TEXTO PROPORCIONADO —
El fuerte terremoto registrado en Colombia reavivó el debate sobre la capacidad de Santa Marta para responder ante un terremoto, tsunami u otra emergencia de gran magnitud. Ante este escenario, surge un llamado a la Administración Distrital, encabezada por el alcalde Carlos Pinedo Cuello, y al director de la Oficina para la Gestión del Riesgo y Cambio Climático, Darío José Linero Mejía, para que informen a la ciudadanía sobre las condiciones actuales de preparación.
El planteamiento busca evitar el alarmismo y, en cambio, promover acciones de prevención, información y respuesta oportuna frente a posibles fenómenos naturales.
Entre las principales inquietudes están la fecha del último simulacro de terremoto o tsunami realizado en la ciudad, la ubicación y señalización de las rutas de evacuación, la existencia de sistemas de alarma capaces de alertar simultáneamente a residentes, trabajadores y turistas, así como la identificación de las zonas con mayor vulnerabilidad y el número de personas que podrían estar expuestas.
También se plantea un interrogante clave: ¿qué tan rápido podría reaccionar Santa Marta si hoy ocurriera una emergencia de gran magnitud?
La preocupación cobra especial relevancia debido al carácter turístico de la ciudad, su población flotante y la presencia de sectores densamente poblados. La preparación, por tanto, requiere más que el conocimiento individual de las rutas de evacuación. También demanda señalización adecuada, protocolos actualizados, sistemas de alerta, capacitación ciudadana, coordinación entre las instituciones y simulacros periódicos.
El reciente movimiento sísmico recuerda que los fenómenos naturales pueden ocurrir sin previo aviso. Por ello, el llamado a las autoridades es a entregar información clara sobre el nivel de preparación de Santa Marta.
La prevención, advierte el llamado ciudadano, debe demostrarse antes de una tragedia y no después de que ocurra.

INFORMACIÓN PROPORCIONADA —
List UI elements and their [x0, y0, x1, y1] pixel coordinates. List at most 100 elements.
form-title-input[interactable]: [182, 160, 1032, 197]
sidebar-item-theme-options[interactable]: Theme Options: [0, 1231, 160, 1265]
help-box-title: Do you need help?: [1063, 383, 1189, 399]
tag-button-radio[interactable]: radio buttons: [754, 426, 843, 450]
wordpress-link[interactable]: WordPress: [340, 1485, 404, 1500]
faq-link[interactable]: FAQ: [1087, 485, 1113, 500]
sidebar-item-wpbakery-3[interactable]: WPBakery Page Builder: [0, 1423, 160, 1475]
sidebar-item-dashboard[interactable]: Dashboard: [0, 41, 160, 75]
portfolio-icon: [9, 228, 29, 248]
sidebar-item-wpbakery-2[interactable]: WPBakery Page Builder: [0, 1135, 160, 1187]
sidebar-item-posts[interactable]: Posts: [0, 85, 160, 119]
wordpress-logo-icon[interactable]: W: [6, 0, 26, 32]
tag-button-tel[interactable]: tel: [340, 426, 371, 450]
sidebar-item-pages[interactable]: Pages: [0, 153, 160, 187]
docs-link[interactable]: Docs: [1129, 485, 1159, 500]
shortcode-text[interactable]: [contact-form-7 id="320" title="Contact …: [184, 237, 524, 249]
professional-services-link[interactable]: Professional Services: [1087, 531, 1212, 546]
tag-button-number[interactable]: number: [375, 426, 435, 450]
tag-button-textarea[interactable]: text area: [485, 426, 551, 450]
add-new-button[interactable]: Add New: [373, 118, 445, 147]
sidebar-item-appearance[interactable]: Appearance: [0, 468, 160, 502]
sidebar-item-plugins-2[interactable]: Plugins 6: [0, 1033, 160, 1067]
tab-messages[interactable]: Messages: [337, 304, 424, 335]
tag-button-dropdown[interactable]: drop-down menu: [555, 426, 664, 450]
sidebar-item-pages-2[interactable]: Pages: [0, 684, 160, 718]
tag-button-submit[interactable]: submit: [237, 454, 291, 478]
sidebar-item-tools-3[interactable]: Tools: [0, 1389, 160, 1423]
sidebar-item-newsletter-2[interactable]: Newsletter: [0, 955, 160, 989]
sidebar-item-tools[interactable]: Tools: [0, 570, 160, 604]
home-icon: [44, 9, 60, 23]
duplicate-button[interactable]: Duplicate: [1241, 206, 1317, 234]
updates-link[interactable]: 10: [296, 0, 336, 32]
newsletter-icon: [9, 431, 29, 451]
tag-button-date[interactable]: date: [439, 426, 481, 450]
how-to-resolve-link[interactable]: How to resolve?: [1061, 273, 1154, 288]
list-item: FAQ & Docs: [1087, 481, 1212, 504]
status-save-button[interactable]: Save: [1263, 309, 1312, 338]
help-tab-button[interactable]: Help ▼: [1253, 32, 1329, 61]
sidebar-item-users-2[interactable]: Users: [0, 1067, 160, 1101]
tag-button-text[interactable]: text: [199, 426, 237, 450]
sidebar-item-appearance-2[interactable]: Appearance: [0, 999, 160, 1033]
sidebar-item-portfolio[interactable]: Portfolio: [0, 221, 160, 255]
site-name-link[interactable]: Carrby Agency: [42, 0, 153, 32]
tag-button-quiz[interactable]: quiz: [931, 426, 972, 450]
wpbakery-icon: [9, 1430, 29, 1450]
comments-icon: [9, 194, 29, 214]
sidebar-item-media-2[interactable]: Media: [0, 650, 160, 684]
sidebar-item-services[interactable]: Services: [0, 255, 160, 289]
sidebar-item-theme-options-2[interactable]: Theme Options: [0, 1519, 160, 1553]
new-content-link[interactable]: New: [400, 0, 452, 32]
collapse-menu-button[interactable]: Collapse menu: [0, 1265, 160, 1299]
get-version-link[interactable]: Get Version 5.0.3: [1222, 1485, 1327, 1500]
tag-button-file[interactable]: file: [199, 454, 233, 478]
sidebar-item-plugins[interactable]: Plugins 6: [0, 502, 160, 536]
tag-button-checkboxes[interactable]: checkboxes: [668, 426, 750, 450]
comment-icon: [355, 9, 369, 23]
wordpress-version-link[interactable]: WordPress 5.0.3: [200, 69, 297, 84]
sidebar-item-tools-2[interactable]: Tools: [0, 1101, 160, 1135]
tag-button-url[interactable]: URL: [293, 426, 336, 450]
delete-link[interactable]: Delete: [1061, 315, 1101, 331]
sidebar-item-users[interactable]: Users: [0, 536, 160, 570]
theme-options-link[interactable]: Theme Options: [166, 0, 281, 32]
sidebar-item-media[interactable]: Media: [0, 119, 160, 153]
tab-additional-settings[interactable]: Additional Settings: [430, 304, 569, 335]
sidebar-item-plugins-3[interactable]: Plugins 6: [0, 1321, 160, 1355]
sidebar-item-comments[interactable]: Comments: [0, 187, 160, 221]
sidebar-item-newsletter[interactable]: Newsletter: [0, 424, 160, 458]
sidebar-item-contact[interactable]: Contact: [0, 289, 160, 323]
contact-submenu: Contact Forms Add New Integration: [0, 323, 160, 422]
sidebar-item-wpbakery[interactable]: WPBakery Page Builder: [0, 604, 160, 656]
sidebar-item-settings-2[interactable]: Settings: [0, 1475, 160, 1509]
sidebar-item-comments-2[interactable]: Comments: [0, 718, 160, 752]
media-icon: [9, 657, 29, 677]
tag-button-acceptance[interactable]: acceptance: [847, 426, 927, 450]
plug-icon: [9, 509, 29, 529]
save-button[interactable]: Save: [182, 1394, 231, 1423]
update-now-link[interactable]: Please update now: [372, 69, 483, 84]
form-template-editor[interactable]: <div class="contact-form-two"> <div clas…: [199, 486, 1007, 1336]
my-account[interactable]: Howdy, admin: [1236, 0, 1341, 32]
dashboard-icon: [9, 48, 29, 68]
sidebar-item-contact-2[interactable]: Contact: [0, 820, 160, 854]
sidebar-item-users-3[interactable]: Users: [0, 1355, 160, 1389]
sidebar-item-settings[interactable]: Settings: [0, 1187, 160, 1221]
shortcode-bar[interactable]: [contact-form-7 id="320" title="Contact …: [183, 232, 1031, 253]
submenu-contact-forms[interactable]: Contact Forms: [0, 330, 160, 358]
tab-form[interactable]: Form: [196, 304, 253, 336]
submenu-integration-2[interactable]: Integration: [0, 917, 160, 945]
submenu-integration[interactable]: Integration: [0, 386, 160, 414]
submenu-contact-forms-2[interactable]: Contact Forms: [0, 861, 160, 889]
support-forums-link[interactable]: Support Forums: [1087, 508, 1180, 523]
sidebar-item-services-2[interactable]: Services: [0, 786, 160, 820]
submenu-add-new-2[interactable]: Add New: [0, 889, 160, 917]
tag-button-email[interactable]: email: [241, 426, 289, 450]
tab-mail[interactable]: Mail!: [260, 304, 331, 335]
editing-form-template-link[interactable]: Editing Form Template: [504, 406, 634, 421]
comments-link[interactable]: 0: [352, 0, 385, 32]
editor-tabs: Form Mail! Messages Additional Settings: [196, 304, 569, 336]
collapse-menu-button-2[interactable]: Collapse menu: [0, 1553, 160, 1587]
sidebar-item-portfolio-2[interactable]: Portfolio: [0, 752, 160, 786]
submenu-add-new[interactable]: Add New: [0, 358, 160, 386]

INSTRUCCIONES A SEGUIR —
Por favor, transcribe palabra por palabra el fragmento del texto sobre la preparación de Santa Marta ante emergencias que comienza con "Entre las principales" y sigue hasta "de gran magnitud?". Este material es independiente del texto sobre la preparación de Santa Marta ante emergencias.

RESPUESTA CORRESPONDIENTE —
Entre las principales inquietudes están la fecha del último simulacro de terremoto o tsunami realizado en la ciudad, la ubicación y señalización de las rutas de evacuación, la existencia de sistemas de alarma capaces de alertar simultáneamente a residentes, trabajadores y turistas, así como la identificación de las zonas con mayor vulnerabilidad y el número de personas que podrían estar expuestas.
También se plantea un interrogante clave: ¿qué tan rápido podría reaccionar Santa Marta si hoy ocurriera una emergencia de gran magnitud?